Dataset rows:
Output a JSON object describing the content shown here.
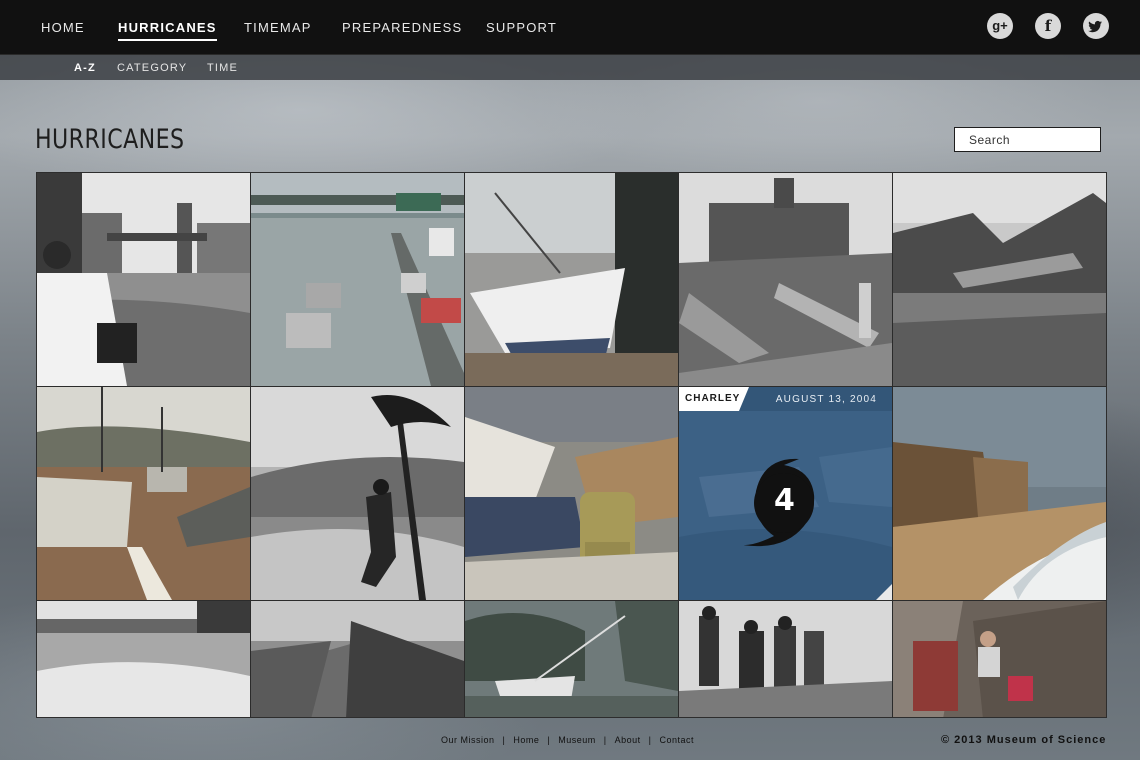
{
  "nav": {
    "items": [
      {
        "label": "HOME"
      },
      {
        "label": "HURRICANES"
      },
      {
        "label": "TIMEMAP"
      },
      {
        "label": "PREPAREDNESS"
      },
      {
        "label": "SUPPORT"
      }
    ],
    "active": "HURRICANES",
    "social": [
      {
        "icon": "google-plus-icon",
        "glyph": "g+"
      },
      {
        "icon": "facebook-icon",
        "glyph": "f"
      },
      {
        "icon": "twitter-icon",
        "glyph": "t"
      }
    ]
  },
  "subnav": {
    "items": [
      {
        "label": "A-Z"
      },
      {
        "label": "CATEGORY"
      },
      {
        "label": "TIME"
      }
    ],
    "active": "A-Z"
  },
  "page": {
    "title": "HURRICANES",
    "search_placeholder": "Search"
  },
  "featured": {
    "name": "CHARLEY",
    "date": "AUGUST 13, 2004",
    "category": "4"
  },
  "colors": {
    "nav_bg": "#111111",
    "feature_blue": "#3a5f83",
    "feature_bar": "#335678"
  },
  "footer": {
    "links": [
      {
        "label": "Our Mission"
      },
      {
        "label": "Home"
      },
      {
        "label": "Museum"
      },
      {
        "label": "About"
      },
      {
        "label": "Contact"
      }
    ],
    "copyright": "©  2013 Museum of Science"
  }
}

What is asked: Leave out the pictures and output the rest of the material exactly as written.

Completed task:
Output a JSON object describing the content shown here.
{
  "nav": {
    "items": [
      {
        "label": "HOME"
      },
      {
        "label": "HURRICANES"
      },
      {
        "label": "TIMEMAP"
      },
      {
        "label": "PREPAREDNESS"
      },
      {
        "label": "SUPPORT"
      }
    ],
    "active": "HURRICANES",
    "social": [
      {
        "icon": "google-plus-icon",
        "glyph": "g+"
      },
      {
        "icon": "facebook-icon",
        "glyph": "f"
      },
      {
        "icon": "twitter-icon",
        "glyph": "t"
      }
    ]
  },
  "subnav": {
    "items": [
      {
        "label": "A-Z"
      },
      {
        "label": "CATEGORY"
      },
      {
        "label": "TIME"
      }
    ],
    "active": "A-Z"
  },
  "page": {
    "title": "HURRICANES",
    "search_placeholder": "Search"
  },
  "featured": {
    "name": "CHARLEY",
    "date": "AUGUST 13, 2004",
    "category": "4"
  },
  "colors": {
    "nav_bg": "#111111",
    "feature_blue": "#3a5f83",
    "feature_bar": "#335678"
  },
  "footer": {
    "links": [
      {
        "label": "Our Mission"
      },
      {
        "label": "Home"
      },
      {
        "label": "Museum"
      },
      {
        "label": "About"
      },
      {
        "label": "Contact"
      }
    ],
    "copyright": "©  2013 Museum of Science"
  }
}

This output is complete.